_Aim_
Retype the whole listing verbatim and keep the pictures out of it.

_Exercise material_
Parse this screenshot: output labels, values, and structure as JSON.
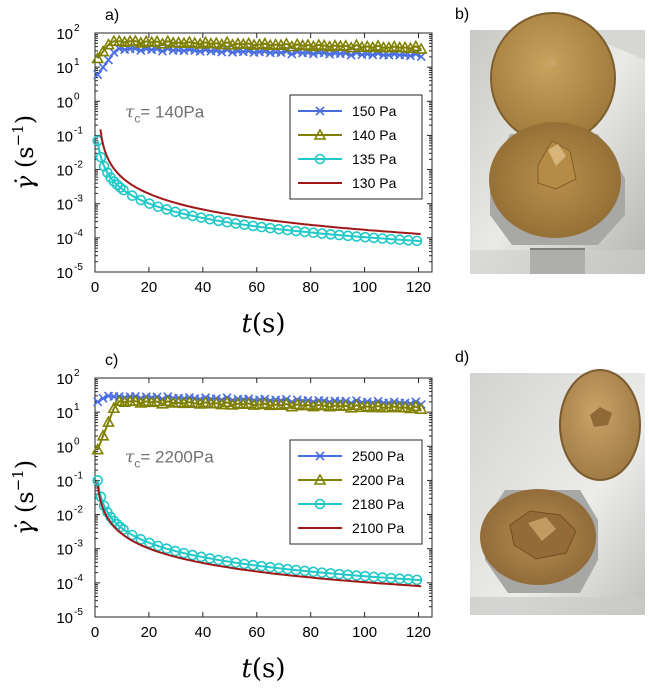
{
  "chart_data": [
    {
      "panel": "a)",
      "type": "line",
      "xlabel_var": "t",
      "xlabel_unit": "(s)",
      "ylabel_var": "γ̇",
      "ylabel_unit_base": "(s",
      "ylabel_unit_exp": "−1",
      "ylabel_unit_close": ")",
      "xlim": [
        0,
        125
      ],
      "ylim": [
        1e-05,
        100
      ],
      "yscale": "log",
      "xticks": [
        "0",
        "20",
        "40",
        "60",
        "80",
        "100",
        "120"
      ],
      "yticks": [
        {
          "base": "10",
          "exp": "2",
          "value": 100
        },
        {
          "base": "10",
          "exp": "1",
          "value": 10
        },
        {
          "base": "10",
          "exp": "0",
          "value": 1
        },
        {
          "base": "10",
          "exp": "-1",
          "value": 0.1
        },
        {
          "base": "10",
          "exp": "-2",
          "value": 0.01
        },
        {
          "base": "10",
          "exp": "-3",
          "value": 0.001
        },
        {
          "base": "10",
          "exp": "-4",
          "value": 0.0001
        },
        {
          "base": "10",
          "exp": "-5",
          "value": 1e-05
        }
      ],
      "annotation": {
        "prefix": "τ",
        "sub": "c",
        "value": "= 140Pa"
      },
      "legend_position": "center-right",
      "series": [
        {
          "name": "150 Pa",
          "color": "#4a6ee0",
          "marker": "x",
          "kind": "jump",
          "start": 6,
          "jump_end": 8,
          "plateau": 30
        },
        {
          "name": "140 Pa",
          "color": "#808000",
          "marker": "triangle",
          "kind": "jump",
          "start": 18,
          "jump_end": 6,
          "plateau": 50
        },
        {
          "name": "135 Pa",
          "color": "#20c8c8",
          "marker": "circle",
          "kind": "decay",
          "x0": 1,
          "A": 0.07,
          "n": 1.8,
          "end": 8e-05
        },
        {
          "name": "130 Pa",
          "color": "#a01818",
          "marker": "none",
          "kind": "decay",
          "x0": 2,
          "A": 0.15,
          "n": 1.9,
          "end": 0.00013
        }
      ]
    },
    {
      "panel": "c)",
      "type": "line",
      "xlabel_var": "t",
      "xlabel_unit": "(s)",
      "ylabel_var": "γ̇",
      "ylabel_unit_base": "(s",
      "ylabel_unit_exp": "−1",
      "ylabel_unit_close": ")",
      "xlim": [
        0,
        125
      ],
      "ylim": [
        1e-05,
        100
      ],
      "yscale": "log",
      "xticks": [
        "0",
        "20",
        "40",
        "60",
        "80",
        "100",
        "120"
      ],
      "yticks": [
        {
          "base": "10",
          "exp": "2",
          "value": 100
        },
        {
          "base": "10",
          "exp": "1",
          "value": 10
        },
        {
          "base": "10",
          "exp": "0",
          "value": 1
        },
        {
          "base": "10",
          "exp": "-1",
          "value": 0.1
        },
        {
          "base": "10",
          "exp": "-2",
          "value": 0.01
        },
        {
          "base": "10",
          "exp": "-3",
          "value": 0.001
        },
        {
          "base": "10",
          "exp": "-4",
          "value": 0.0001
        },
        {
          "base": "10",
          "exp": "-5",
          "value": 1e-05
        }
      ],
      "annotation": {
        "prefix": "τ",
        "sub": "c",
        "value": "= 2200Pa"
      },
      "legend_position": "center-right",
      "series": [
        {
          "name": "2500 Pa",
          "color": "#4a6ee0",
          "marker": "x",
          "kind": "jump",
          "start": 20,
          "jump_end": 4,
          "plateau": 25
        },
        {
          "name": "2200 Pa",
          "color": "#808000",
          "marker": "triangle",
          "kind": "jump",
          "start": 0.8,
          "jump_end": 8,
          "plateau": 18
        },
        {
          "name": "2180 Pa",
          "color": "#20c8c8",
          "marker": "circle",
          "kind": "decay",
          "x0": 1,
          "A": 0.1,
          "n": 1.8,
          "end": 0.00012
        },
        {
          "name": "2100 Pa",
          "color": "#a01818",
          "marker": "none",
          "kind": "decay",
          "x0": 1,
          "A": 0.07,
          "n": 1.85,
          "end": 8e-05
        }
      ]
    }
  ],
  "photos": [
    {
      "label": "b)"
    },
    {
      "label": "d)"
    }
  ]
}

_Exercise output_
Parse this screenshot: output labels, values, and structure as JSON.
{
  "chart_data": [
    {
      "panel": "a)",
      "type": "line",
      "xlabel_var": "t",
      "xlabel_unit": "(s)",
      "ylabel_var": "γ̇",
      "ylabel_unit_base": "(s",
      "ylabel_unit_exp": "−1",
      "ylabel_unit_close": ")",
      "xlim": [
        0,
        125
      ],
      "ylim": [
        1e-05,
        100
      ],
      "yscale": "log",
      "xticks": [
        "0",
        "20",
        "40",
        "60",
        "80",
        "100",
        "120"
      ],
      "yticks": [
        {
          "base": "10",
          "exp": "2",
          "value": 100
        },
        {
          "base": "10",
          "exp": "1",
          "value": 10
        },
        {
          "base": "10",
          "exp": "0",
          "value": 1
        },
        {
          "base": "10",
          "exp": "-1",
          "value": 0.1
        },
        {
          "base": "10",
          "exp": "-2",
          "value": 0.01
        },
        {
          "base": "10",
          "exp": "-3",
          "value": 0.001
        },
        {
          "base": "10",
          "exp": "-4",
          "value": 0.0001
        },
        {
          "base": "10",
          "exp": "-5",
          "value": 1e-05
        }
      ],
      "annotation": {
        "prefix": "τ",
        "sub": "c",
        "value": "= 140Pa"
      },
      "legend_position": "center-right",
      "series": [
        {
          "name": "150 Pa",
          "color": "#4a6ee0",
          "marker": "x",
          "kind": "jump",
          "start": 6,
          "jump_end": 8,
          "plateau": 30
        },
        {
          "name": "140 Pa",
          "color": "#808000",
          "marker": "triangle",
          "kind": "jump",
          "start": 18,
          "jump_end": 6,
          "plateau": 50
        },
        {
          "name": "135 Pa",
          "color": "#20c8c8",
          "marker": "circle",
          "kind": "decay",
          "x0": 1,
          "A": 0.07,
          "n": 1.8,
          "end": 8e-05
        },
        {
          "name": "130 Pa",
          "color": "#a01818",
          "marker": "none",
          "kind": "decay",
          "x0": 2,
          "A": 0.15,
          "n": 1.9,
          "end": 0.00013
        }
      ]
    },
    {
      "panel": "c)",
      "type": "line",
      "xlabel_var": "t",
      "xlabel_unit": "(s)",
      "ylabel_var": "γ̇",
      "ylabel_unit_base": "(s",
      "ylabel_unit_exp": "−1",
      "ylabel_unit_close": ")",
      "xlim": [
        0,
        125
      ],
      "ylim": [
        1e-05,
        100
      ],
      "yscale": "log",
      "xticks": [
        "0",
        "20",
        "40",
        "60",
        "80",
        "100",
        "120"
      ],
      "yticks": [
        {
          "base": "10",
          "exp": "2",
          "value": 100
        },
        {
          "base": "10",
          "exp": "1",
          "value": 10
        },
        {
          "base": "10",
          "exp": "0",
          "value": 1
        },
        {
          "base": "10",
          "exp": "-1",
          "value": 0.1
        },
        {
          "base": "10",
          "exp": "-2",
          "value": 0.01
        },
        {
          "base": "10",
          "exp": "-3",
          "value": 0.001
        },
        {
          "base": "10",
          "exp": "-4",
          "value": 0.0001
        },
        {
          "base": "10",
          "exp": "-5",
          "value": 1e-05
        }
      ],
      "annotation": {
        "prefix": "τ",
        "sub": "c",
        "value": "= 2200Pa"
      },
      "legend_position": "center-right",
      "series": [
        {
          "name": "2500 Pa",
          "color": "#4a6ee0",
          "marker": "x",
          "kind": "jump",
          "start": 20,
          "jump_end": 4,
          "plateau": 25
        },
        {
          "name": "2200 Pa",
          "color": "#808000",
          "marker": "triangle",
          "kind": "jump",
          "start": 0.8,
          "jump_end": 8,
          "plateau": 18
        },
        {
          "name": "2180 Pa",
          "color": "#20c8c8",
          "marker": "circle",
          "kind": "decay",
          "x0": 1,
          "A": 0.1,
          "n": 1.8,
          "end": 0.00012
        },
        {
          "name": "2100 Pa",
          "color": "#a01818",
          "marker": "none",
          "kind": "decay",
          "x0": 1,
          "A": 0.07,
          "n": 1.85,
          "end": 8e-05
        }
      ]
    }
  ],
  "photos": [
    {
      "label": "b)"
    },
    {
      "label": "d)"
    }
  ]
}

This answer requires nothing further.